Task details: Repeat each line of the material below exactly as it appears, minus any pictures.

Provided data:
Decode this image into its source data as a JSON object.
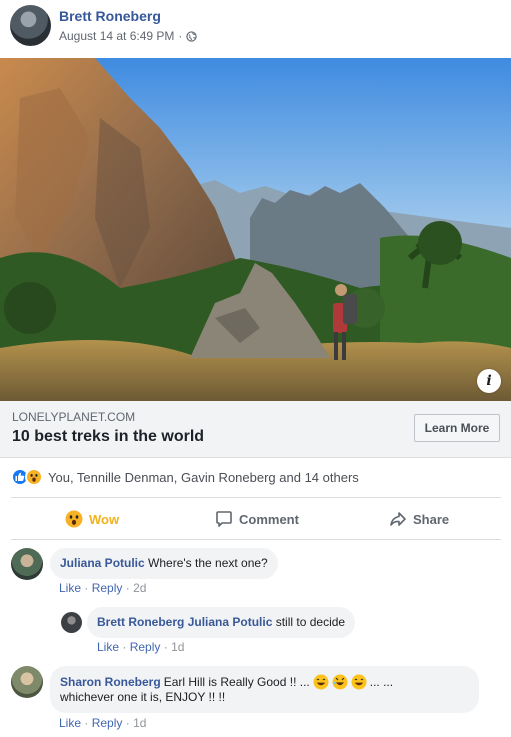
{
  "post": {
    "author": "Brett Roneberg",
    "timestamp": "August 14 at 6:49 PM",
    "separator": "·",
    "privacy_icon": "globe-icon"
  },
  "link": {
    "domain": "LONELYPLANET.COM",
    "title": "10 best treks in the world",
    "cta_label": "Learn More",
    "info_label": "i"
  },
  "reactions": {
    "icons": [
      "like-icon",
      "wow-icon"
    ],
    "summary": "You, Tennille Denman, Gavin Roneberg and 14 others"
  },
  "actions": {
    "wow_label": "Wow",
    "comment_label": "Comment",
    "share_label": "Share"
  },
  "comments": [
    {
      "name": "Juliana Potulic",
      "text": "Where's the next one?",
      "like": "Like",
      "reply": "Reply",
      "sep": "·",
      "age": "2d"
    },
    {
      "name": "Brett Roneberg",
      "mention": "Juliana Potulic",
      "text": "still to decide",
      "like": "Like",
      "reply": "Reply",
      "sep": "·",
      "age": "1d"
    },
    {
      "name": "Sharon Roneberg",
      "text_line1": "Earl Hill is Really Good !! ...",
      "text_line1_end": "... ...",
      "text_line2": "whichever one it is, ENJOY !! !!",
      "emojis": [
        "grin-emoji",
        "rofl-emoji",
        "grin-emoji"
      ],
      "like": "Like",
      "reply": "Reply",
      "sep": "·",
      "age": "1d"
    }
  ],
  "colors": {
    "name_link": "#365899",
    "wow": "#f0b11d",
    "like_blue": "#1877f2"
  }
}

Expected answer:
Decode this image into its source data as a JSON object.
{
  "post": {
    "author": "Brett Roneberg",
    "timestamp": "August 14 at 6:49 PM",
    "separator": "·",
    "privacy_icon": "globe-icon"
  },
  "link": {
    "domain": "LONELYPLANET.COM",
    "title": "10 best treks in the world",
    "cta_label": "Learn More",
    "info_label": "i"
  },
  "reactions": {
    "icons": [
      "like-icon",
      "wow-icon"
    ],
    "summary": "You, Tennille Denman, Gavin Roneberg and 14 others"
  },
  "actions": {
    "wow_label": "Wow",
    "comment_label": "Comment",
    "share_label": "Share"
  },
  "comments": [
    {
      "name": "Juliana Potulic",
      "text": "Where's the next one?",
      "like": "Like",
      "reply": "Reply",
      "sep": "·",
      "age": "2d"
    },
    {
      "name": "Brett Roneberg",
      "mention": "Juliana Potulic",
      "text": "still to decide",
      "like": "Like",
      "reply": "Reply",
      "sep": "·",
      "age": "1d"
    },
    {
      "name": "Sharon Roneberg",
      "text_line1": "Earl Hill is Really Good !! ...",
      "text_line1_end": "... ...",
      "text_line2": "whichever one it is, ENJOY !! !!",
      "emojis": [
        "grin-emoji",
        "rofl-emoji",
        "grin-emoji"
      ],
      "like": "Like",
      "reply": "Reply",
      "sep": "·",
      "age": "1d"
    }
  ],
  "colors": {
    "name_link": "#365899",
    "wow": "#f0b11d",
    "like_blue": "#1877f2"
  }
}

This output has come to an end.